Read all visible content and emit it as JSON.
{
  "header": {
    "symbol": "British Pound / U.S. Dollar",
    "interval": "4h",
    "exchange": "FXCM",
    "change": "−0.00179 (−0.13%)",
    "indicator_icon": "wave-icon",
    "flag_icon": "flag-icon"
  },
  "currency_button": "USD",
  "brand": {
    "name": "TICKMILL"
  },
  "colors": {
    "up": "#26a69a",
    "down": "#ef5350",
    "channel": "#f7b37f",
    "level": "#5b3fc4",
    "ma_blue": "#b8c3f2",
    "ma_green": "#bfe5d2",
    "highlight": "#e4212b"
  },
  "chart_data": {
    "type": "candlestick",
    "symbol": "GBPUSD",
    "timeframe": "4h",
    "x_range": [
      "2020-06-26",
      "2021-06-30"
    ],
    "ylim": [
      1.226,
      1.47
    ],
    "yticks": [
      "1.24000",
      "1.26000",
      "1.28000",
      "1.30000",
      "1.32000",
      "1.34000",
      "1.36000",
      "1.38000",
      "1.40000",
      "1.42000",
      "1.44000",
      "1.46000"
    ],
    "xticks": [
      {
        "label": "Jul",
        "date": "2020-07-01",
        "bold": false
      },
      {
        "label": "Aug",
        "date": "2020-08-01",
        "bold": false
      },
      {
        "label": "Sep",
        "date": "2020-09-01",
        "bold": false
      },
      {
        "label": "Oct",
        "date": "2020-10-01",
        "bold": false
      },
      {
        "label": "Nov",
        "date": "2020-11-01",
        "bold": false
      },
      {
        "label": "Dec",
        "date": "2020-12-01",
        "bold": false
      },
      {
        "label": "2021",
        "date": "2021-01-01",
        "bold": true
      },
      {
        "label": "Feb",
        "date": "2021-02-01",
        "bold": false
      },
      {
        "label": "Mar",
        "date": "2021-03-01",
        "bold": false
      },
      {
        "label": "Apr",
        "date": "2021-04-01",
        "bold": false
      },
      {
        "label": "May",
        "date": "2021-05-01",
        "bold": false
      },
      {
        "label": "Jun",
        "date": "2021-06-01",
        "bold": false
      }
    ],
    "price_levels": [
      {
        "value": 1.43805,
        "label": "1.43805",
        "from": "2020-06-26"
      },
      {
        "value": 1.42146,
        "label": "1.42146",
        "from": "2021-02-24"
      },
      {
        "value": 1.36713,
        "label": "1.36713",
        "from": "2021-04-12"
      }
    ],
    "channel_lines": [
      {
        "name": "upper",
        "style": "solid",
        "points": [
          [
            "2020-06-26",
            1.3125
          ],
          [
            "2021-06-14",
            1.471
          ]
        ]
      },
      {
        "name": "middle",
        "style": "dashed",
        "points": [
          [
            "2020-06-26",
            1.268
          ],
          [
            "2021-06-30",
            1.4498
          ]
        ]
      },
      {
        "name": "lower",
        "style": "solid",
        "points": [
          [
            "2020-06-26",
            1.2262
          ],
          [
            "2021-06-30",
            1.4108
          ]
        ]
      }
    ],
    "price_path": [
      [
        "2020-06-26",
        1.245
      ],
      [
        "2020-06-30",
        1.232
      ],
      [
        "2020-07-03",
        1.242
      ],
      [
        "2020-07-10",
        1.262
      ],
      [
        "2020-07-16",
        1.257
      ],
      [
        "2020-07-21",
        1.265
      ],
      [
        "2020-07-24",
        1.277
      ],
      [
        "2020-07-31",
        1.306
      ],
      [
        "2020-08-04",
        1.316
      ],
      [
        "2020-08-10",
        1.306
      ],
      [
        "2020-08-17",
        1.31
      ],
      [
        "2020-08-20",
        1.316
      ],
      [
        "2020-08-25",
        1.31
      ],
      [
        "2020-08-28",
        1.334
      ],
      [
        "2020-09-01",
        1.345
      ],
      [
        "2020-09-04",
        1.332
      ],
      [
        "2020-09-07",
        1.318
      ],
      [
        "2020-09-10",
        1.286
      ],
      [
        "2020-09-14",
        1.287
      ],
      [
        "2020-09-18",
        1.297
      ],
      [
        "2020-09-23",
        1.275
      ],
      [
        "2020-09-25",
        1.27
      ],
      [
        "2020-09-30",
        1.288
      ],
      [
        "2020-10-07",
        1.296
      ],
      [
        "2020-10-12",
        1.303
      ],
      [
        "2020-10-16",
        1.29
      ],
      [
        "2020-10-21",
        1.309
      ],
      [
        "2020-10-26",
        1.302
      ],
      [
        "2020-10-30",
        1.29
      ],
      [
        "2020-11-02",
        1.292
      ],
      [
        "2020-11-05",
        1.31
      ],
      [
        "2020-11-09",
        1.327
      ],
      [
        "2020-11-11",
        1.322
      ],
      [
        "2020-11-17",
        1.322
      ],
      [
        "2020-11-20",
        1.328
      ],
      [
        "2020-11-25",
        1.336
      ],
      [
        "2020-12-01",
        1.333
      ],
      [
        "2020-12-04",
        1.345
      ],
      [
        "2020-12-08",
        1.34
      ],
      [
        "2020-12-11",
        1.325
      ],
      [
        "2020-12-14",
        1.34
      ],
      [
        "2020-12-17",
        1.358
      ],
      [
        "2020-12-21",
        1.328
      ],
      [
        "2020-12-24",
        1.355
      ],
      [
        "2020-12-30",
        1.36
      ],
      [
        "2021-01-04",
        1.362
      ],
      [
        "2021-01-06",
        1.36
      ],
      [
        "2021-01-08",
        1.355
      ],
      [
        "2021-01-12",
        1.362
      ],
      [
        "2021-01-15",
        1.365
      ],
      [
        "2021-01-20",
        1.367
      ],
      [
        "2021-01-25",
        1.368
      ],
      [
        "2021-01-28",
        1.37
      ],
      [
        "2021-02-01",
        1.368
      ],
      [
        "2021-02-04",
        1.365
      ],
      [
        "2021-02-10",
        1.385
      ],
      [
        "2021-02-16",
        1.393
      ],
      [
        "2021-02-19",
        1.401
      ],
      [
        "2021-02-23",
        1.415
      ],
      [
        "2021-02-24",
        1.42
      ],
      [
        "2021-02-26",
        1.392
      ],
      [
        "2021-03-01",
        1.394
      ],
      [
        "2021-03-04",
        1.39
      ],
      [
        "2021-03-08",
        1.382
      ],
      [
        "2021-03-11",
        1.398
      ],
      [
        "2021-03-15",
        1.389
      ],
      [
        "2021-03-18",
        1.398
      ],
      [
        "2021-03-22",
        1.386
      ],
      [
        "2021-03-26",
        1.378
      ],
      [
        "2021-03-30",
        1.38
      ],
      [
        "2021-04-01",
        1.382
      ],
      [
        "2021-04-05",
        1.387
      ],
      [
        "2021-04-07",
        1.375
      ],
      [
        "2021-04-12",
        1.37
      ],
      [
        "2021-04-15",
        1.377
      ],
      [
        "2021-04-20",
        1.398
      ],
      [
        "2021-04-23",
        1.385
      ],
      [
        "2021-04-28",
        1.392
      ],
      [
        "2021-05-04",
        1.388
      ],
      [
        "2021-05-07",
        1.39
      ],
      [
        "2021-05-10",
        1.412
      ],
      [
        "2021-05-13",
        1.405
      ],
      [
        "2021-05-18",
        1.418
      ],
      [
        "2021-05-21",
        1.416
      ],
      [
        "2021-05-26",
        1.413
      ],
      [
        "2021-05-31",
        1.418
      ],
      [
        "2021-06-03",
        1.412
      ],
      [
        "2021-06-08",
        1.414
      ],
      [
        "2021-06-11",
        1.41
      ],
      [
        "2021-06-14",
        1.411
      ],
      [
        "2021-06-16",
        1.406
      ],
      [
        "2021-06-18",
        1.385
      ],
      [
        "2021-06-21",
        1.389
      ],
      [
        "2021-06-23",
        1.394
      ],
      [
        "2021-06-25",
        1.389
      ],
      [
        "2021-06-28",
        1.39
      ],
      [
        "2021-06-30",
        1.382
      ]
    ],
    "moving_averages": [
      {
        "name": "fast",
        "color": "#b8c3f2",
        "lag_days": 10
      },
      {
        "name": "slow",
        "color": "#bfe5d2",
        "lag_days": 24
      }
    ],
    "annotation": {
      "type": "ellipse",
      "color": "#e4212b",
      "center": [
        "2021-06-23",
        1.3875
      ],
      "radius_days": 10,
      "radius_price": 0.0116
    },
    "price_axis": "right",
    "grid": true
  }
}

──────────

Point out every line holding the string "from" and copy it.

        "from": "2020-06-26"
        "from": "2021-02-24"
        "from": "2021-04-12"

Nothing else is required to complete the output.